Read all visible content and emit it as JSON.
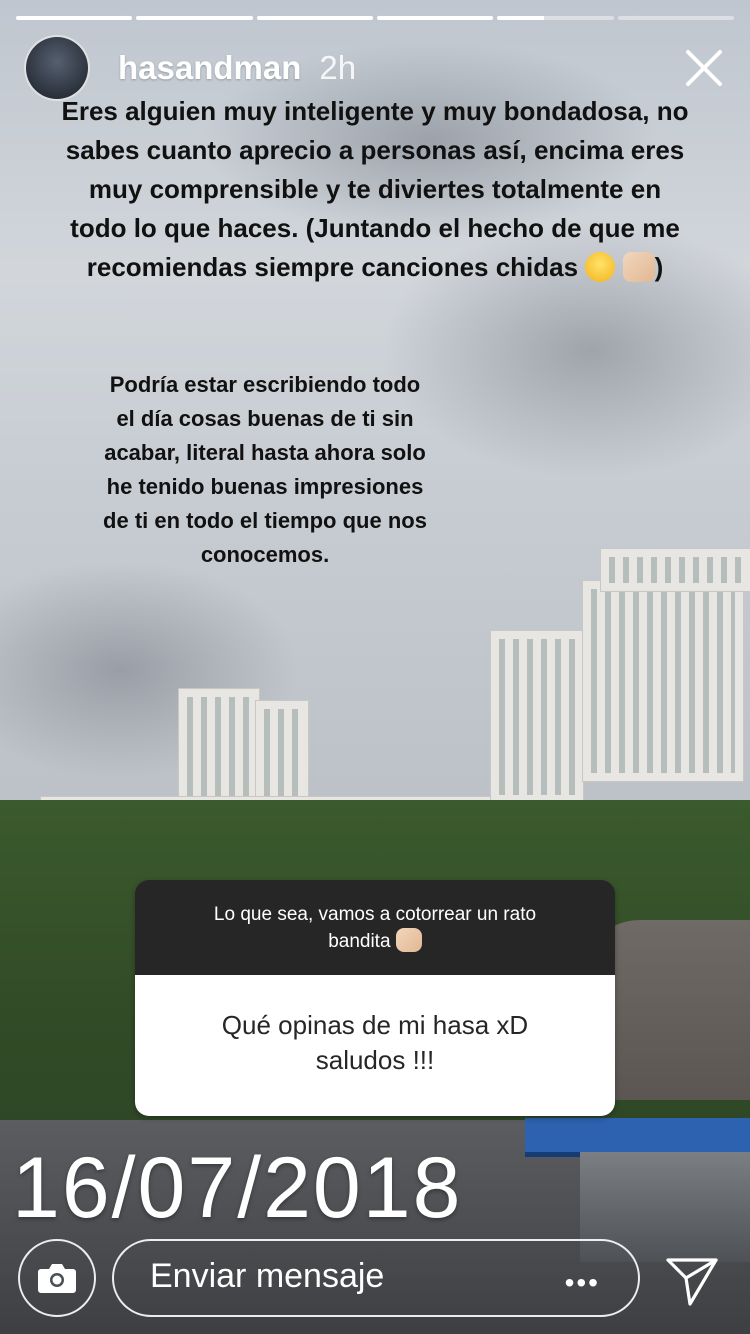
{
  "story": {
    "username": "hasandman",
    "time_ago": "2h",
    "progress_segments": [
      1,
      1,
      1,
      1,
      0.4,
      0
    ]
  },
  "texts": {
    "main_line_1": "Eres alguien muy inteligente y muy bondadosa, no",
    "main_line_2": "sabes cuanto aprecio a personas así, encima eres",
    "main_line_3": "muy comprensible y te diviertes totalmente en",
    "main_line_4": "todo lo que haces. (Juntando el hecho de que me",
    "main_line_5": "recomiendas siempre canciones chidas",
    "main_line_5_end": ")",
    "second_1": "Podría estar escribiendo todo",
    "second_2": "el día cosas buenas de ti sin",
    "second_3": "acabar, literal hasta ahora solo",
    "second_4": "he tenido buenas impresiones",
    "second_5": "de ti en todo el tiempo que nos",
    "second_6": "conocemos."
  },
  "question_card": {
    "prompt_line_1": "Lo que sea, vamos a cotorrear un rato",
    "prompt_line_2": "bandita",
    "answer_line_1": "Qué opinas de mi hasa xD",
    "answer_line_2": "saludos !!!"
  },
  "date_sticker": "16/07/2018",
  "footer": {
    "message_placeholder": "Enviar mensaje",
    "more": "•••"
  },
  "icons": {
    "camera": "camera-icon",
    "send": "send-icon",
    "close": "close-icon"
  },
  "colors": {
    "card_header": "#262626",
    "card_body": "#ffffff",
    "text_dark": "#111111"
  }
}
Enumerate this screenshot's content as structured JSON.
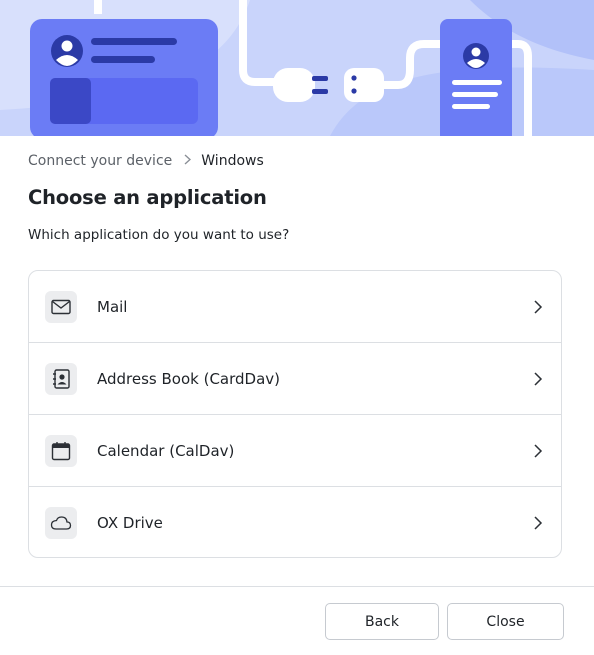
{
  "breadcrumb": {
    "parent": "Connect your device",
    "current": "Windows"
  },
  "title": "Choose an application",
  "subtitle": "Which application do you want to use?",
  "apps": [
    {
      "label": "Mail",
      "icon": "mail-icon"
    },
    {
      "label": "Address Book (CardDav)",
      "icon": "address-book-icon"
    },
    {
      "label": "Calendar (CalDav)",
      "icon": "calendar-icon"
    },
    {
      "label": "OX Drive",
      "icon": "cloud-icon"
    }
  ],
  "buttons": {
    "back": "Back",
    "close": "Close"
  },
  "colors": {
    "hero_bg": "#c9d4fb",
    "hero_accent": "#6b7cf5",
    "hero_dark": "#2b3aa6",
    "border": "#dcdfe3"
  }
}
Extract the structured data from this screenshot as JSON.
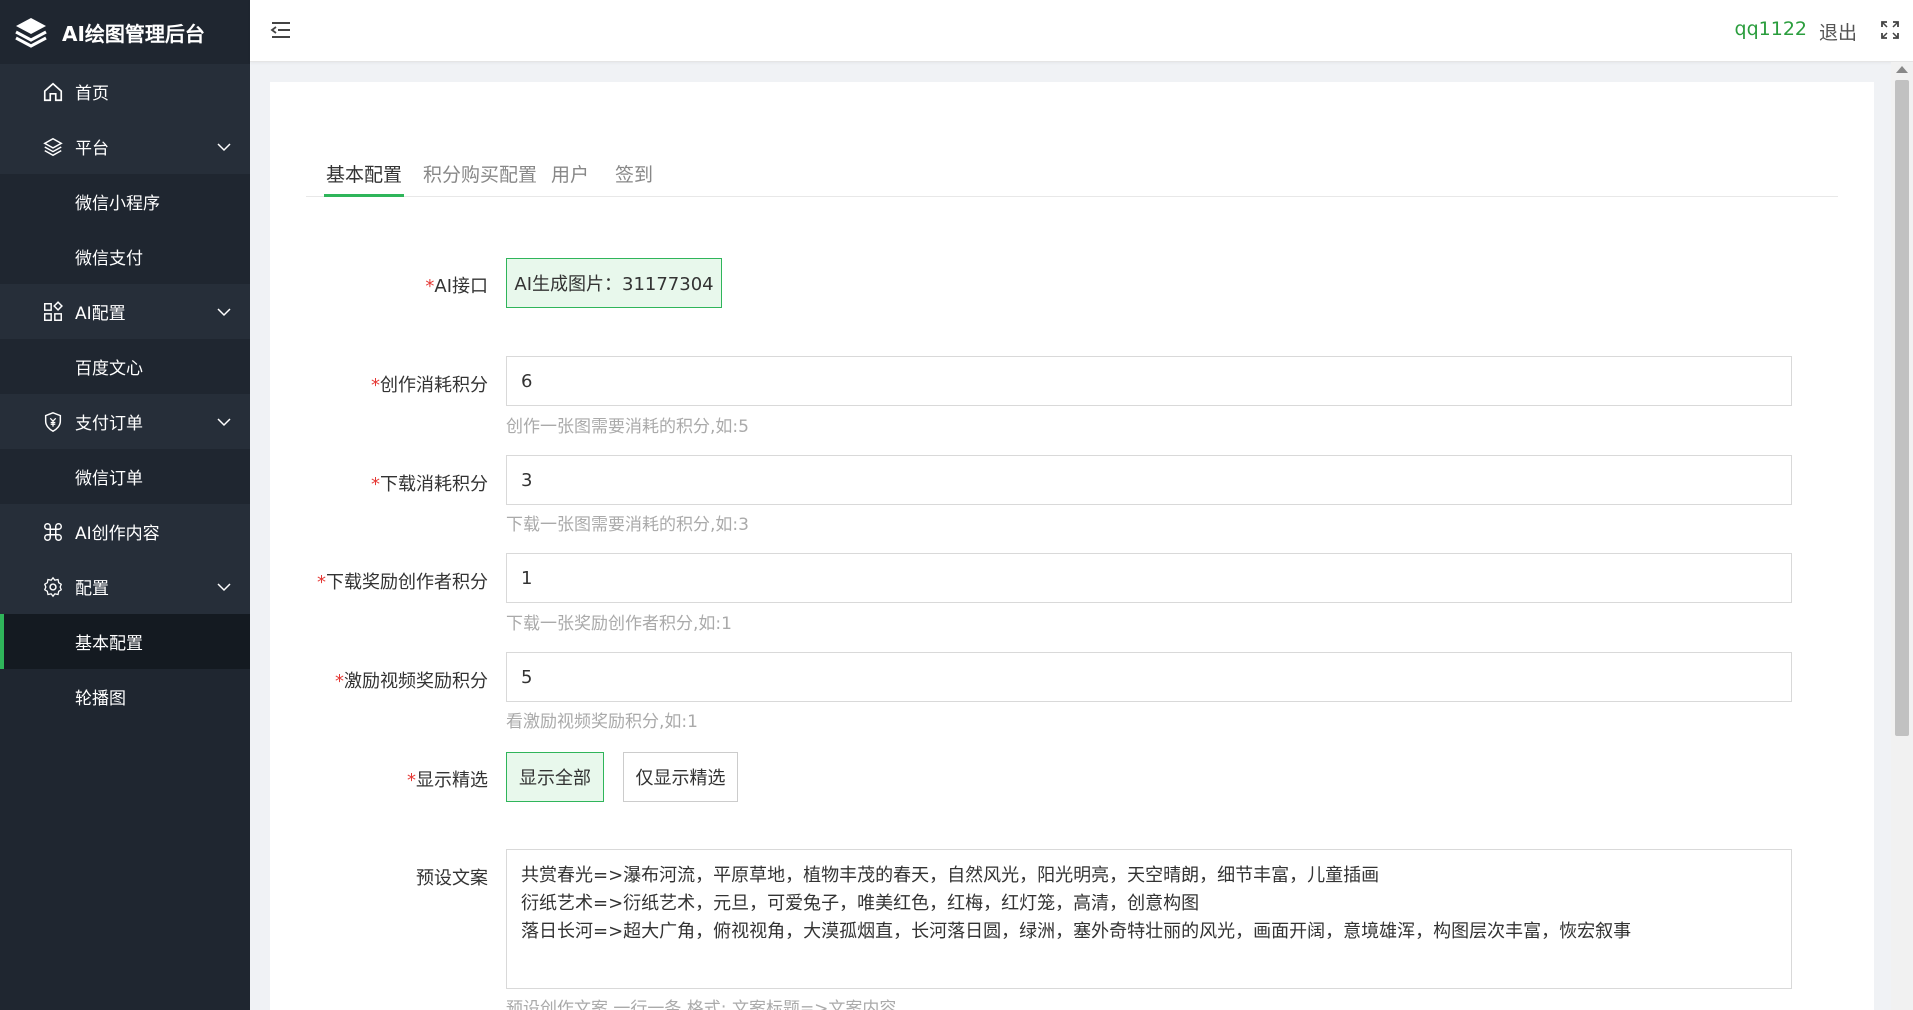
{
  "app": {
    "title": "AI绘图管理后台"
  },
  "sidebar": {
    "items": [
      {
        "label": "首页"
      },
      {
        "label": "平台"
      },
      {
        "label": "微信小程序"
      },
      {
        "label": "微信支付"
      },
      {
        "label": "AI配置"
      },
      {
        "label": "百度文心"
      },
      {
        "label": "支付订单"
      },
      {
        "label": "微信订单"
      },
      {
        "label": "AI创作内容"
      },
      {
        "label": "配置"
      },
      {
        "label": "基本配置"
      },
      {
        "label": "轮播图"
      }
    ]
  },
  "header": {
    "user": "qq1122",
    "logout": "退出"
  },
  "tabs": [
    {
      "label": "基本配置"
    },
    {
      "label": "积分购买配置"
    },
    {
      "label": "用户"
    },
    {
      "label": "签到"
    }
  ],
  "form": {
    "ai_api": {
      "label": "AI接口",
      "value": "AI生成图片：31177304"
    },
    "create_cost": {
      "label": "创作消耗积分",
      "value": "6",
      "hint": "创作一张图需要消耗的积分,如:5"
    },
    "download_cost": {
      "label": "下载消耗积分",
      "value": "3",
      "hint": "下载一张图需要消耗的积分,如:3"
    },
    "download_reward": {
      "label": "下载奖励创作者积分",
      "value": "1",
      "hint": "下载一张奖励创作者积分,如:1"
    },
    "video_reward": {
      "label": "激励视频奖励积分",
      "value": "5",
      "hint": "看激励视频奖励积分,如:1"
    },
    "display": {
      "label": "显示精选",
      "option_all": "显示全部",
      "option_featured": "仅显示精选"
    },
    "preset": {
      "label": "预设文案",
      "lines": [
        "共赏春光=>瀑布河流，平原草地，植物丰茂的春天，自然风光，阳光明亮，天空晴朗，细节丰富，儿童插画",
        "衍纸艺术=>衍纸艺术，元旦，可爱兔子，唯美红色，红梅，红灯笼，高清，创意构图",
        "落日长河=>超大广角，俯视视角，大漠孤烟直，长河落日圆，绿洲，塞外奇特壮丽的风光，画面开阔，意境雄浑，构图层次丰富，恢宏叙事"
      ],
      "hint": "预设创作文案,一行一条,格式: 文案标题=>文案内容"
    }
  }
}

==================================================

→ Work to be completed:
Only the number is required: the count of lines containing the word "this".

→ Reply to the exercise:
2